** Written problem **
Omit every picture and return the rest of the data unaltered.

** Data section **
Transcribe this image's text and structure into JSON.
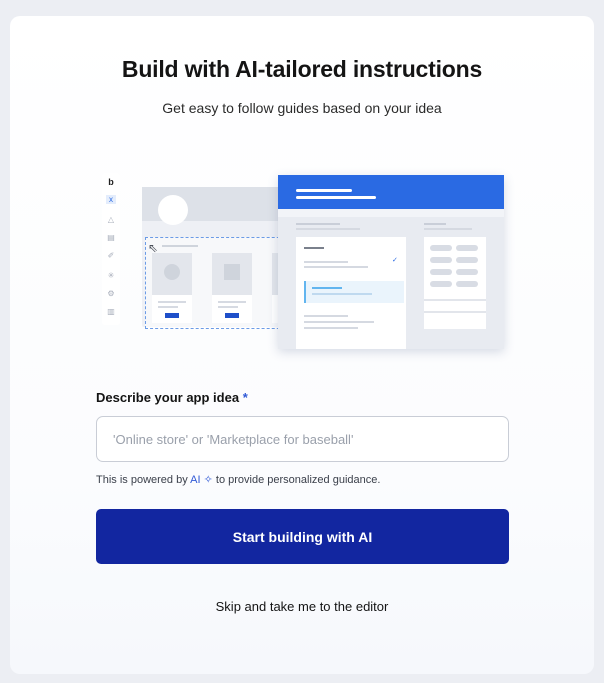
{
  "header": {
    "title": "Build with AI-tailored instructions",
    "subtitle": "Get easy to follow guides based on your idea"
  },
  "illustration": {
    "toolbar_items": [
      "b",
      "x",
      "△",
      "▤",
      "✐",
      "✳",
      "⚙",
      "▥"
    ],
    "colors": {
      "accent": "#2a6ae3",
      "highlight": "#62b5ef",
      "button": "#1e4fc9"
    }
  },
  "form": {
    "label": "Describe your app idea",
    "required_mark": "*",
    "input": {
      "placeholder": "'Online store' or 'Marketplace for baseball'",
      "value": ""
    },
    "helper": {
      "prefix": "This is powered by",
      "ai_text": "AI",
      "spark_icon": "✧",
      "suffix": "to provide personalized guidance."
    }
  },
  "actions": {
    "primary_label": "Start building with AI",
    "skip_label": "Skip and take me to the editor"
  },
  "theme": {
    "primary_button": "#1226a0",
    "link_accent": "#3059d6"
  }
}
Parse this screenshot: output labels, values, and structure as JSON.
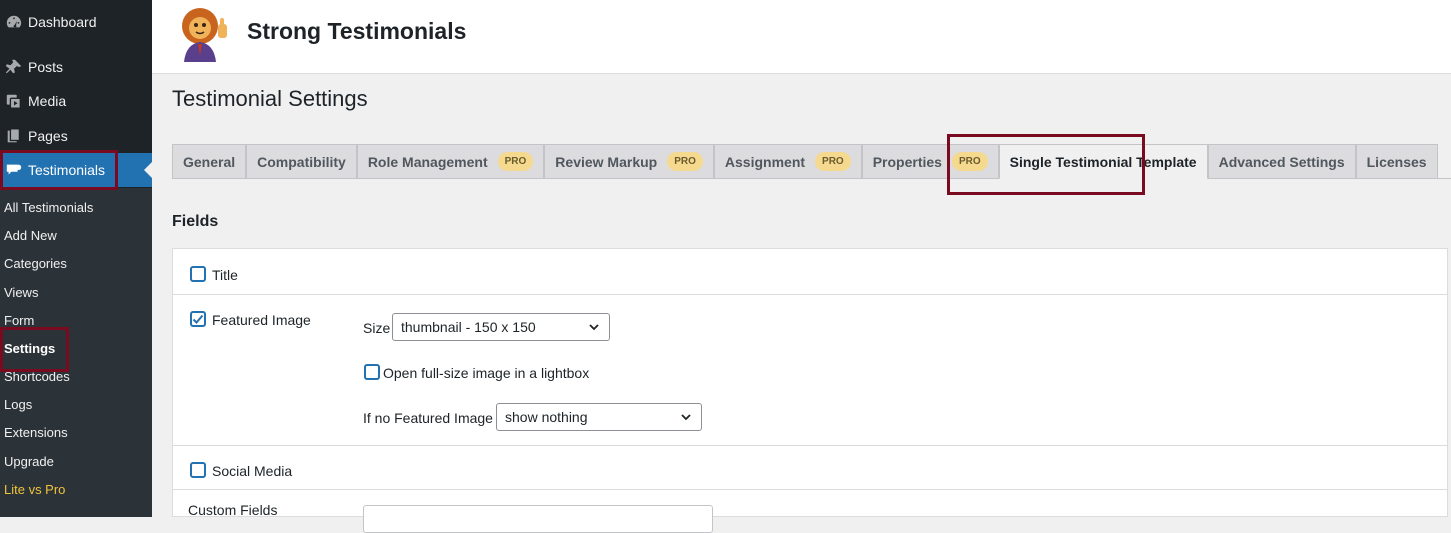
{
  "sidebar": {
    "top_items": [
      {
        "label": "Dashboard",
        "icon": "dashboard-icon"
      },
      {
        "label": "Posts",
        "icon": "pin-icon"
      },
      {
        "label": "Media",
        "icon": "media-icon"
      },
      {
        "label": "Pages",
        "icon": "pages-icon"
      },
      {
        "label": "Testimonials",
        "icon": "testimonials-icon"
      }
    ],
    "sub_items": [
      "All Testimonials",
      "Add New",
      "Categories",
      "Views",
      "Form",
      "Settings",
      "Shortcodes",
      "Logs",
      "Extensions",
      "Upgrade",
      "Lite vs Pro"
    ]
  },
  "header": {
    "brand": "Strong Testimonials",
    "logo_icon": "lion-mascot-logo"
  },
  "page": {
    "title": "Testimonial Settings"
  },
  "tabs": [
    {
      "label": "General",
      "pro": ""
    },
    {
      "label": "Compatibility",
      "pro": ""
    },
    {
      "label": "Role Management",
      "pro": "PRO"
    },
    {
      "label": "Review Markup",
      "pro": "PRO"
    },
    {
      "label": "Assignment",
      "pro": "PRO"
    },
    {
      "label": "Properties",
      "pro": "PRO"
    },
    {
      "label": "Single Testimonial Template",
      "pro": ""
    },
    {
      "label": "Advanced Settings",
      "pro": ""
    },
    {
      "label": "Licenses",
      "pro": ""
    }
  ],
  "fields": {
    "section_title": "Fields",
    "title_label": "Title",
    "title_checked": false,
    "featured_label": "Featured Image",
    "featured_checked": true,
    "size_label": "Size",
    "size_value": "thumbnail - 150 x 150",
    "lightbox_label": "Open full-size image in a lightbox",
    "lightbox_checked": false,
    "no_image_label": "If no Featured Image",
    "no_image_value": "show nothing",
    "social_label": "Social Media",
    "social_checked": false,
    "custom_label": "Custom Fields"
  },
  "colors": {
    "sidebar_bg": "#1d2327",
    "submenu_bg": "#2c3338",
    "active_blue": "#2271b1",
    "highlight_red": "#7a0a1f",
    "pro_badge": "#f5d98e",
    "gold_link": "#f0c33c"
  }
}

** Reply **
Transcribe this image's text and structure into JSON.
{
  "header": {
    "title": "Build with AI-tailored instructions",
    "subtitle": "Get easy to follow guides based on your idea"
  },
  "illustration": {
    "toolbar_items": [
      "b",
      "x",
      "△",
      "▤",
      "✐",
      "✳",
      "⚙",
      "▥"
    ],
    "colors": {
      "accent": "#2a6ae3",
      "highlight": "#62b5ef",
      "button": "#1e4fc9"
    }
  },
  "form": {
    "label": "Describe your app idea",
    "required_mark": "*",
    "input": {
      "placeholder": "'Online store' or 'Marketplace for baseball'",
      "value": ""
    },
    "helper": {
      "prefix": "This is powered by",
      "ai_text": "AI",
      "spark_icon": "✧",
      "suffix": "to provide personalized guidance."
    }
  },
  "actions": {
    "primary_label": "Start building with AI",
    "skip_label": "Skip and take me to the editor"
  },
  "theme": {
    "primary_button": "#1226a0",
    "link_accent": "#3059d6"
  }
}
Parse this screenshot: output labels, values, and structure as JSON.
{
  "sidebar": {
    "top_items": [
      {
        "label": "Dashboard",
        "icon": "dashboard-icon"
      },
      {
        "label": "Posts",
        "icon": "pin-icon"
      },
      {
        "label": "Media",
        "icon": "media-icon"
      },
      {
        "label": "Pages",
        "icon": "pages-icon"
      },
      {
        "label": "Testimonials",
        "icon": "testimonials-icon"
      }
    ],
    "sub_items": [
      "All Testimonials",
      "Add New",
      "Categories",
      "Views",
      "Form",
      "Settings",
      "Shortcodes",
      "Logs",
      "Extensions",
      "Upgrade",
      "Lite vs Pro"
    ]
  },
  "header": {
    "brand": "Strong Testimonials",
    "logo_icon": "lion-mascot-logo"
  },
  "page": {
    "title": "Testimonial Settings"
  },
  "tabs": [
    {
      "label": "General",
      "pro": ""
    },
    {
      "label": "Compatibility",
      "pro": ""
    },
    {
      "label": "Role Management",
      "pro": "PRO"
    },
    {
      "label": "Review Markup",
      "pro": "PRO"
    },
    {
      "label": "Assignment",
      "pro": "PRO"
    },
    {
      "label": "Properties",
      "pro": "PRO"
    },
    {
      "label": "Single Testimonial Template",
      "pro": ""
    },
    {
      "label": "Advanced Settings",
      "pro": ""
    },
    {
      "label": "Licenses",
      "pro": ""
    }
  ],
  "fields": {
    "section_title": "Fields",
    "title_label": "Title",
    "title_checked": false,
    "featured_label": "Featured Image",
    "featured_checked": true,
    "size_label": "Size",
    "size_value": "thumbnail - 150 x 150",
    "lightbox_label": "Open full-size image in a lightbox",
    "lightbox_checked": false,
    "no_image_label": "If no Featured Image",
    "no_image_value": "show nothing",
    "social_label": "Social Media",
    "social_checked": false,
    "custom_label": "Custom Fields"
  },
  "colors": {
    "sidebar_bg": "#1d2327",
    "submenu_bg": "#2c3338",
    "active_blue": "#2271b1",
    "highlight_red": "#7a0a1f",
    "pro_badge": "#f5d98e",
    "gold_link": "#f0c33c"
  }
}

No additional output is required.